** Task to carry out **
Retype all the entries word for word, but omit the pictures.

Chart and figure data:

========

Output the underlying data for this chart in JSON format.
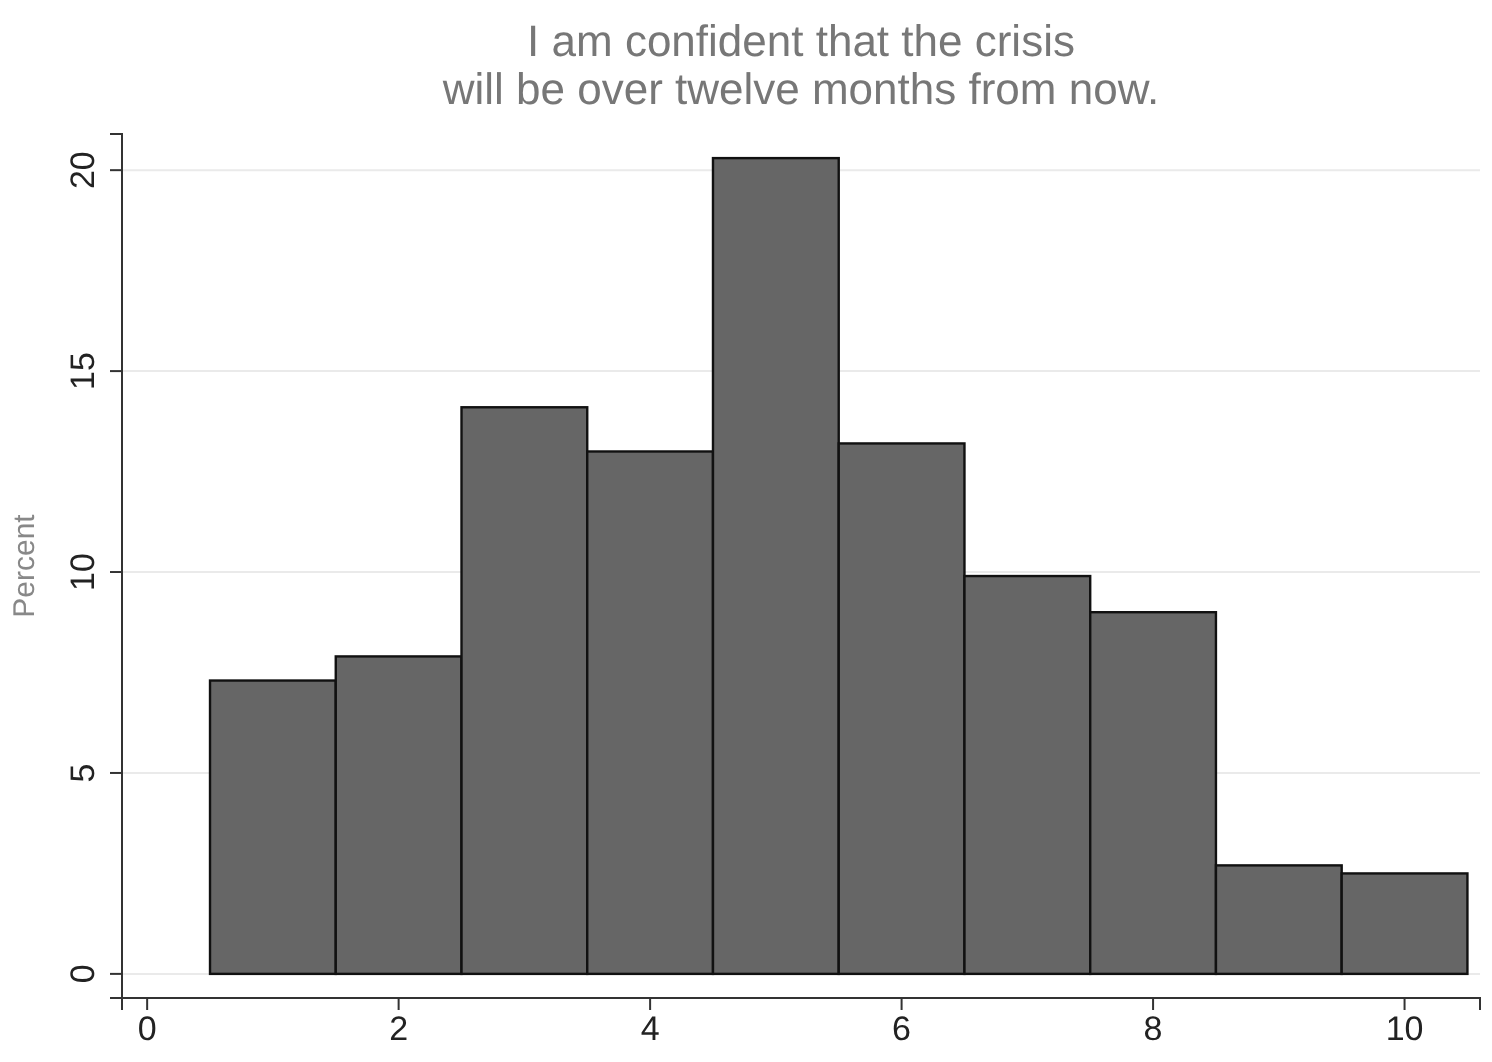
{
  "chart_data": {
    "type": "histogram",
    "title": "I am confident that the crisis\nwill be over twelve months from now.",
    "ylabel": "Percent",
    "bins": [
      0.5,
      1.5,
      2.5,
      3.5,
      4.5,
      5.5,
      6.5,
      7.5,
      8.5,
      9.5,
      10.5
    ],
    "values": [
      7.3,
      7.9,
      14.1,
      13.0,
      20.3,
      13.2,
      9.9,
      9.0,
      2.7,
      2.5
    ],
    "color": "#666666",
    "xlim": [
      -0.2,
      10.6
    ],
    "xticks": [
      0,
      2,
      4,
      6,
      8,
      10
    ],
    "ylim": [
      -0.6,
      20.9
    ],
    "yticks": [
      0,
      5,
      10,
      15,
      20
    ],
    "grid": "y"
  }
}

========

** Task result **
Output the underlying data for this chart in JSON format.
{
  "chart_data": {
    "type": "histogram",
    "title": "I am confident that the crisis\nwill be over twelve months from now.",
    "ylabel": "Percent",
    "bins": [
      0.5,
      1.5,
      2.5,
      3.5,
      4.5,
      5.5,
      6.5,
      7.5,
      8.5,
      9.5,
      10.5
    ],
    "values": [
      7.3,
      7.9,
      14.1,
      13.0,
      20.3,
      13.2,
      9.9,
      9.0,
      2.7,
      2.5
    ],
    "color": "#666666",
    "xlim": [
      -0.2,
      10.6
    ],
    "xticks": [
      0,
      2,
      4,
      6,
      8,
      10
    ],
    "ylim": [
      -0.6,
      20.9
    ],
    "yticks": [
      0,
      5,
      10,
      15,
      20
    ],
    "grid": "y"
  }
}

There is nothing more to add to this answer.